[Data items]
───

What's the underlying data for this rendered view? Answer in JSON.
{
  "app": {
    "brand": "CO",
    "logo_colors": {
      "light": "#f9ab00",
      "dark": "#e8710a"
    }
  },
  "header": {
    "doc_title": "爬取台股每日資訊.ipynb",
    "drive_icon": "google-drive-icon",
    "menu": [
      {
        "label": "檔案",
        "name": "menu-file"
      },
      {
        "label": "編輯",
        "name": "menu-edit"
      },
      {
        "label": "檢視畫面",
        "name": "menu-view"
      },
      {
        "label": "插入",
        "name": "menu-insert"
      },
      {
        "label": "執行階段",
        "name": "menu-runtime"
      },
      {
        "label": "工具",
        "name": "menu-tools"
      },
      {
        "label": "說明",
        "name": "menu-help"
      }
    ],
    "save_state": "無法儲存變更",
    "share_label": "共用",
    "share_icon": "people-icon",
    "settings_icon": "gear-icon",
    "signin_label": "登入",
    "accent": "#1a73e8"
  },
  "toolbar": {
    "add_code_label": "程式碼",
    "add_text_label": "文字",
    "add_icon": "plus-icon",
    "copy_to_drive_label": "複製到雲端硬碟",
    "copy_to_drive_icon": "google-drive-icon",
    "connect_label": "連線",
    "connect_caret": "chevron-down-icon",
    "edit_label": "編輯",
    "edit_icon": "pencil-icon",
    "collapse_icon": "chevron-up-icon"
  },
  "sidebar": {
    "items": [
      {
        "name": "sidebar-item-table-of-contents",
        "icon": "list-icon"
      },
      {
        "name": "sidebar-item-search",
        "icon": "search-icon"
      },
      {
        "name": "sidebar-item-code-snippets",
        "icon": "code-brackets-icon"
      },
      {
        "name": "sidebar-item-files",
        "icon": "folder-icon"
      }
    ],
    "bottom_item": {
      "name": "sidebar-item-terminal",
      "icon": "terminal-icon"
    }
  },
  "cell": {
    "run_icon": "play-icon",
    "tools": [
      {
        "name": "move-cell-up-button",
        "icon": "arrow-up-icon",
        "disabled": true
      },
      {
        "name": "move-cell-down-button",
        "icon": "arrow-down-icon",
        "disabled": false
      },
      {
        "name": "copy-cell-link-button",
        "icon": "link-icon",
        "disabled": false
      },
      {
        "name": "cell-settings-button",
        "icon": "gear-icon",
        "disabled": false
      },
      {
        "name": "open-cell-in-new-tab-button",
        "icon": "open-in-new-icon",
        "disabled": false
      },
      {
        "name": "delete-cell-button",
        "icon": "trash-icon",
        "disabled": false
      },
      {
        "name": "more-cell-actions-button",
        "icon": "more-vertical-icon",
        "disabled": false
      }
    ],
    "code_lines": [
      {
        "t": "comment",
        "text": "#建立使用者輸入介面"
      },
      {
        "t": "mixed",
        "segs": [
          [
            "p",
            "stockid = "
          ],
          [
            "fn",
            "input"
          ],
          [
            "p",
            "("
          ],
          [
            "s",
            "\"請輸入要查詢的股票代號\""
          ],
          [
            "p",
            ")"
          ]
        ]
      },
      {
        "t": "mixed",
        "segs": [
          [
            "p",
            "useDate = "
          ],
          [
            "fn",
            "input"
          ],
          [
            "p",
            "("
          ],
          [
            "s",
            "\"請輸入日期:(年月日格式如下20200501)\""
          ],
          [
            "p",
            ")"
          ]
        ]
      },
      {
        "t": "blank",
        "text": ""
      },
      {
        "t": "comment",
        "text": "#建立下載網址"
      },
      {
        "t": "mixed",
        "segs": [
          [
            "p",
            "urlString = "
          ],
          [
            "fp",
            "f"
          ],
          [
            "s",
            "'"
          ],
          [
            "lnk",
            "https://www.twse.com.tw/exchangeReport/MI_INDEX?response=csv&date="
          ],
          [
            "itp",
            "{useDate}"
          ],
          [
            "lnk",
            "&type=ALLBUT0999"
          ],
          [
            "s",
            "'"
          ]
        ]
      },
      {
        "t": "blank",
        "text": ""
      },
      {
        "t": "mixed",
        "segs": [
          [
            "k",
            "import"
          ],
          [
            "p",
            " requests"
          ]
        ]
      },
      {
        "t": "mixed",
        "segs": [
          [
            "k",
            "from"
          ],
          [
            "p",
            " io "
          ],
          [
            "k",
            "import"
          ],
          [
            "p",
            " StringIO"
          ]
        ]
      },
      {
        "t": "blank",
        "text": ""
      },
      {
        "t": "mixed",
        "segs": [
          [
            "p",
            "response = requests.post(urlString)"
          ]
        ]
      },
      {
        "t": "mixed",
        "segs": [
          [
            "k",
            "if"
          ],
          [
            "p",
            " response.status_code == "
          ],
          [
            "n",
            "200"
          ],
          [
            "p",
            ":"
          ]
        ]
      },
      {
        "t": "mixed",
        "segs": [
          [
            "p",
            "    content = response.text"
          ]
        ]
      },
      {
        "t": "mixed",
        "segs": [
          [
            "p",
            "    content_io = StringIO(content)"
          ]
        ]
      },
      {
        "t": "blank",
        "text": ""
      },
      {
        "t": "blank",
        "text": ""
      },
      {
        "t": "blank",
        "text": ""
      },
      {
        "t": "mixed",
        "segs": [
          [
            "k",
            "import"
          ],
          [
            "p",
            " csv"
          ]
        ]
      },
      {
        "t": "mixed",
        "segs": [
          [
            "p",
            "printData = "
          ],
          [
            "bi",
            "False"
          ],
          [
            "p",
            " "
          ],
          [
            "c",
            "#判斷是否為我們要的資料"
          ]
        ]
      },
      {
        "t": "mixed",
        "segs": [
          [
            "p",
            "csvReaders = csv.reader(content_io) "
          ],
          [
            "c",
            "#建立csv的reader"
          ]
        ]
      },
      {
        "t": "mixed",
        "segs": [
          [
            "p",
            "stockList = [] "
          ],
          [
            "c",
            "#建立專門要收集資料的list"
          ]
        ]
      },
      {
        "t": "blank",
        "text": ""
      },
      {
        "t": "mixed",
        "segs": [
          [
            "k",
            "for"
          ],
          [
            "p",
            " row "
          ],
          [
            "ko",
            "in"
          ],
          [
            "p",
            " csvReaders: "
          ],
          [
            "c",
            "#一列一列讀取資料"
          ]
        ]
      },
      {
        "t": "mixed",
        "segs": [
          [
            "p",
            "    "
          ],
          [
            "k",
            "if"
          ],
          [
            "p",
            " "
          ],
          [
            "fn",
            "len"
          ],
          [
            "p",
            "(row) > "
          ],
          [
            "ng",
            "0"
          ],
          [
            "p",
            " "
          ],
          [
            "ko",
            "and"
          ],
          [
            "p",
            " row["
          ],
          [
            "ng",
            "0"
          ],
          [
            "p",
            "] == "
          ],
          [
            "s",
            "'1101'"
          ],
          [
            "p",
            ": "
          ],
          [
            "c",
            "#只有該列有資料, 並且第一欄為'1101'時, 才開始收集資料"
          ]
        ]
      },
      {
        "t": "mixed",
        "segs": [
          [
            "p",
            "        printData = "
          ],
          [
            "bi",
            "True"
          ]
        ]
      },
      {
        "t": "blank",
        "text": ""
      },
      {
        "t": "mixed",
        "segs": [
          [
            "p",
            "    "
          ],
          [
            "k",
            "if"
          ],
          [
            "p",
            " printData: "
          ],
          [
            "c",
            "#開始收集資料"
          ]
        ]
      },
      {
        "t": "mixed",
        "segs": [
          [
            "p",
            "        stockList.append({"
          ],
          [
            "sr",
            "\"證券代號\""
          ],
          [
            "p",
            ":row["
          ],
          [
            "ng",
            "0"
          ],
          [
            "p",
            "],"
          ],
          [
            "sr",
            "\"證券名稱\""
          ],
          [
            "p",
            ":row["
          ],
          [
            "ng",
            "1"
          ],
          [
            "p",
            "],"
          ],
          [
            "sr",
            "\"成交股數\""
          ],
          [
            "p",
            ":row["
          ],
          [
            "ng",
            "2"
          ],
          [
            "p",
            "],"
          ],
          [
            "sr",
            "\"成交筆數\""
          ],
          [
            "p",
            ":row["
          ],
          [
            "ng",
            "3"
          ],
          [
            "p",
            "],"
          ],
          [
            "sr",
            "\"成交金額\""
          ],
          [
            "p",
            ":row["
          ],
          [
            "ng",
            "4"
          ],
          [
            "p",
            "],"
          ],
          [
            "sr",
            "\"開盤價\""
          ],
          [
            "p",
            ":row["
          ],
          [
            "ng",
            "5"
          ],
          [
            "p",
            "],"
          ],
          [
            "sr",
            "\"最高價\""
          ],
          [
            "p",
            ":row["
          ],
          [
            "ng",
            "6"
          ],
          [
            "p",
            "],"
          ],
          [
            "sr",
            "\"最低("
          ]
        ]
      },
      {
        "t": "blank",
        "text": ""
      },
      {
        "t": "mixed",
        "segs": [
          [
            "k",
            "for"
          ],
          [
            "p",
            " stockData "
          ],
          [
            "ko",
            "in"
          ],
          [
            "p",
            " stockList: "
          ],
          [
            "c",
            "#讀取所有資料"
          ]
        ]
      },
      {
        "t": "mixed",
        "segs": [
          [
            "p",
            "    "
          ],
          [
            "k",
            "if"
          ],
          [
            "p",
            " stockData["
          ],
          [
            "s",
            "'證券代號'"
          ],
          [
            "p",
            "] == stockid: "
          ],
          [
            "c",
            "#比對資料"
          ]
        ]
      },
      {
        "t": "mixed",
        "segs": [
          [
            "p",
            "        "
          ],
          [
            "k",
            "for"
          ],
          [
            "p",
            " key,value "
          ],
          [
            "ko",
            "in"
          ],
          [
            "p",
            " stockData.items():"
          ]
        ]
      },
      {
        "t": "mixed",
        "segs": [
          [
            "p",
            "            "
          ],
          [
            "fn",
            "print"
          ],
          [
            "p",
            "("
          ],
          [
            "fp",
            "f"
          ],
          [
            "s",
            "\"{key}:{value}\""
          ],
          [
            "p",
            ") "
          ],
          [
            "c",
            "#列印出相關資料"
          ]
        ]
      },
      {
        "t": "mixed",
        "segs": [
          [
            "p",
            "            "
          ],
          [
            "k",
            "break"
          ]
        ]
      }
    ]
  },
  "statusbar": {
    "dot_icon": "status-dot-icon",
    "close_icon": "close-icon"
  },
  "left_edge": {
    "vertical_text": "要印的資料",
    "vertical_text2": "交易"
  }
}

───

» Your instructions
Gather every line from the entries above where the word "response" appears, and copy them.

» Output
            "https://www.twse.com.tw/exchangeReport/MI_INDEX?response=csv&date="
            "response = requests.post(urlString)"
            " response.status_code == "
            "    content = response.text"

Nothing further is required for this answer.